• _Brief_: Could you write out every entry exactly as it stands?

[Raw records]
──────
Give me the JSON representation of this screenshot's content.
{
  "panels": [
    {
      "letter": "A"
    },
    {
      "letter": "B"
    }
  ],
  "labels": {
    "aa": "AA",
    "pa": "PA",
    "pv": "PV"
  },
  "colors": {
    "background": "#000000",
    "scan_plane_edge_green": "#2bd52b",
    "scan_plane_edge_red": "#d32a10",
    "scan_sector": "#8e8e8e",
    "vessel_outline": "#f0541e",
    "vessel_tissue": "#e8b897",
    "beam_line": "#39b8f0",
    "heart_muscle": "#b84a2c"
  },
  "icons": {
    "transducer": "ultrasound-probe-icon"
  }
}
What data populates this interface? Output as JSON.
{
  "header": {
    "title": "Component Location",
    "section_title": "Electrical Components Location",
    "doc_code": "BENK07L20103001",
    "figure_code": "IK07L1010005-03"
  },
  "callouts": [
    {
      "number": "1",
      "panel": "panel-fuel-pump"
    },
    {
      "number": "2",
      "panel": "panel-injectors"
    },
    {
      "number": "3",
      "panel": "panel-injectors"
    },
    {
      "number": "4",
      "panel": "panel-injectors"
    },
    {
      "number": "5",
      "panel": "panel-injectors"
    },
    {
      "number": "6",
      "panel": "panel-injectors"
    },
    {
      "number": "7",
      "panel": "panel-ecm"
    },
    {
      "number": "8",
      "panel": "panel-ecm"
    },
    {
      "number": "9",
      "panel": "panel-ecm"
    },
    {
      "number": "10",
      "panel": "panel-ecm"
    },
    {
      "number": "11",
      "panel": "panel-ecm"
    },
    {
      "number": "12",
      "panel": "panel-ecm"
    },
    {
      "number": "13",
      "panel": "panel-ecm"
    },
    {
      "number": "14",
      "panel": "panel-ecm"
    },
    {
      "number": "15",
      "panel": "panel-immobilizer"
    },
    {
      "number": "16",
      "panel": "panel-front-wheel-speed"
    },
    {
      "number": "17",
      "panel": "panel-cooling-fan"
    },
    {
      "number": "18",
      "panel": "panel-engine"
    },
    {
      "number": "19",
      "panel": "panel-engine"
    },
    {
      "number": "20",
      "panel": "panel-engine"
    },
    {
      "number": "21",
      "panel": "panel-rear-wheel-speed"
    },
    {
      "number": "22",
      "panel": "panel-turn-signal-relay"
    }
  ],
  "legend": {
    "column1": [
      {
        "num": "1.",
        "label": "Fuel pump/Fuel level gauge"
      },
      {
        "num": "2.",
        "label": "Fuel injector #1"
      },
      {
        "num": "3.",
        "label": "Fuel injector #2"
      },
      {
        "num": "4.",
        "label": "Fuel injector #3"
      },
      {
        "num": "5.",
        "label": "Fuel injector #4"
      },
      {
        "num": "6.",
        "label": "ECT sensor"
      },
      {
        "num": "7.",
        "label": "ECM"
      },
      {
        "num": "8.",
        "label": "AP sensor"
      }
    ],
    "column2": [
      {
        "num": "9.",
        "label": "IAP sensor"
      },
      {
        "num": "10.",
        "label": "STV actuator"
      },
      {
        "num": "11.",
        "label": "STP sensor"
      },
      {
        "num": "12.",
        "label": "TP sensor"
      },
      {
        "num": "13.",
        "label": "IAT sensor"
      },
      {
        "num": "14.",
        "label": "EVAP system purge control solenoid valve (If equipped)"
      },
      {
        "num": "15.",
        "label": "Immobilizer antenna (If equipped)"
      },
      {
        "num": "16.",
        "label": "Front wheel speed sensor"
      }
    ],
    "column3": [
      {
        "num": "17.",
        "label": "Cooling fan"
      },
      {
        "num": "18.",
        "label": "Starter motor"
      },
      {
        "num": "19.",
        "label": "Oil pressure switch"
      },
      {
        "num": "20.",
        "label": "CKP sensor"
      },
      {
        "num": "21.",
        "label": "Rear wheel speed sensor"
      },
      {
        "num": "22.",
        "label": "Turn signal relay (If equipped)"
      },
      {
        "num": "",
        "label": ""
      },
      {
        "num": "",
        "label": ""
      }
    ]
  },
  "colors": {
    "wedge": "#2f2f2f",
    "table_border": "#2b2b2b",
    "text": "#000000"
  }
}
──────
• _Output for this task_:
Give me the JSON representation of this screenshot's content.
{
  "panels": [
    {
      "letter": "A"
    },
    {
      "letter": "B"
    }
  ],
  "labels": {
    "aa": "AA",
    "pa": "PA",
    "pv": "PV"
  },
  "colors": {
    "background": "#000000",
    "scan_plane_edge_green": "#2bd52b",
    "scan_plane_edge_red": "#d32a10",
    "scan_sector": "#8e8e8e",
    "vessel_outline": "#f0541e",
    "vessel_tissue": "#e8b897",
    "beam_line": "#39b8f0",
    "heart_muscle": "#b84a2c"
  },
  "icons": {
    "transducer": "ultrasound-probe-icon"
  }
}
What data populates this interface? Output as JSON.
{
  "header": {
    "title": "Component Location",
    "section_title": "Electrical Components Location",
    "doc_code": "BENK07L20103001",
    "figure_code": "IK07L1010005-03"
  },
  "callouts": [
    {
      "number": "1",
      "panel": "panel-fuel-pump"
    },
    {
      "number": "2",
      "panel": "panel-injectors"
    },
    {
      "number": "3",
      "panel": "panel-injectors"
    },
    {
      "number": "4",
      "panel": "panel-injectors"
    },
    {
      "number": "5",
      "panel": "panel-injectors"
    },
    {
      "number": "6",
      "panel": "panel-injectors"
    },
    {
      "number": "7",
      "panel": "panel-ecm"
    },
    {
      "number": "8",
      "panel": "panel-ecm"
    },
    {
      "number": "9",
      "panel": "panel-ecm"
    },
    {
      "number": "10",
      "panel": "panel-ecm"
    },
    {
      "number": "11",
      "panel": "panel-ecm"
    },
    {
      "number": "12",
      "panel": "panel-ecm"
    },
    {
      "number": "13",
      "panel": "panel-ecm"
    },
    {
      "number": "14",
      "panel": "panel-ecm"
    },
    {
      "number": "15",
      "panel": "panel-immobilizer"
    },
    {
      "number": "16",
      "panel": "panel-front-wheel-speed"
    },
    {
      "number": "17",
      "panel": "panel-cooling-fan"
    },
    {
      "number": "18",
      "panel": "panel-engine"
    },
    {
      "number": "19",
      "panel": "panel-engine"
    },
    {
      "number": "20",
      "panel": "panel-engine"
    },
    {
      "number": "21",
      "panel": "panel-rear-wheel-speed"
    },
    {
      "number": "22",
      "panel": "panel-turn-signal-relay"
    }
  ],
  "legend": {
    "column1": [
      {
        "num": "1.",
        "label": "Fuel pump/Fuel level gauge"
      },
      {
        "num": "2.",
        "label": "Fuel injector #1"
      },
      {
        "num": "3.",
        "label": "Fuel injector #2"
      },
      {
        "num": "4.",
        "label": "Fuel injector #3"
      },
      {
        "num": "5.",
        "label": "Fuel injector #4"
      },
      {
        "num": "6.",
        "label": "ECT sensor"
      },
      {
        "num": "7.",
        "label": "ECM"
      },
      {
        "num": "8.",
        "label": "AP sensor"
      }
    ],
    "column2": [
      {
        "num": "9.",
        "label": "IAP sensor"
      },
      {
        "num": "10.",
        "label": "STV actuator"
      },
      {
        "num": "11.",
        "label": "STP sensor"
      },
      {
        "num": "12.",
        "label": "TP sensor"
      },
      {
        "num": "13.",
        "label": "IAT sensor"
      },
      {
        "num": "14.",
        "label": "EVAP system purge control solenoid valve (If equipped)"
      },
      {
        "num": "15.",
        "label": "Immobilizer antenna (If equipped)"
      },
      {
        "num": "16.",
        "label": "Front wheel speed sensor"
      }
    ],
    "column3": [
      {
        "num": "17.",
        "label": "Cooling fan"
      },
      {
        "num": "18.",
        "label": "Starter motor"
      },
      {
        "num": "19.",
        "label": "Oil pressure switch"
      },
      {
        "num": "20.",
        "label": "CKP sensor"
      },
      {
        "num": "21.",
        "label": "Rear wheel speed sensor"
      },
      {
        "num": "22.",
        "label": "Turn signal relay (If equipped)"
      },
      {
        "num": "",
        "label": ""
      },
      {
        "num": "",
        "label": ""
      }
    ]
  },
  "colors": {
    "wedge": "#2f2f2f",
    "table_border": "#2b2b2b",
    "text": "#000000"
  }
}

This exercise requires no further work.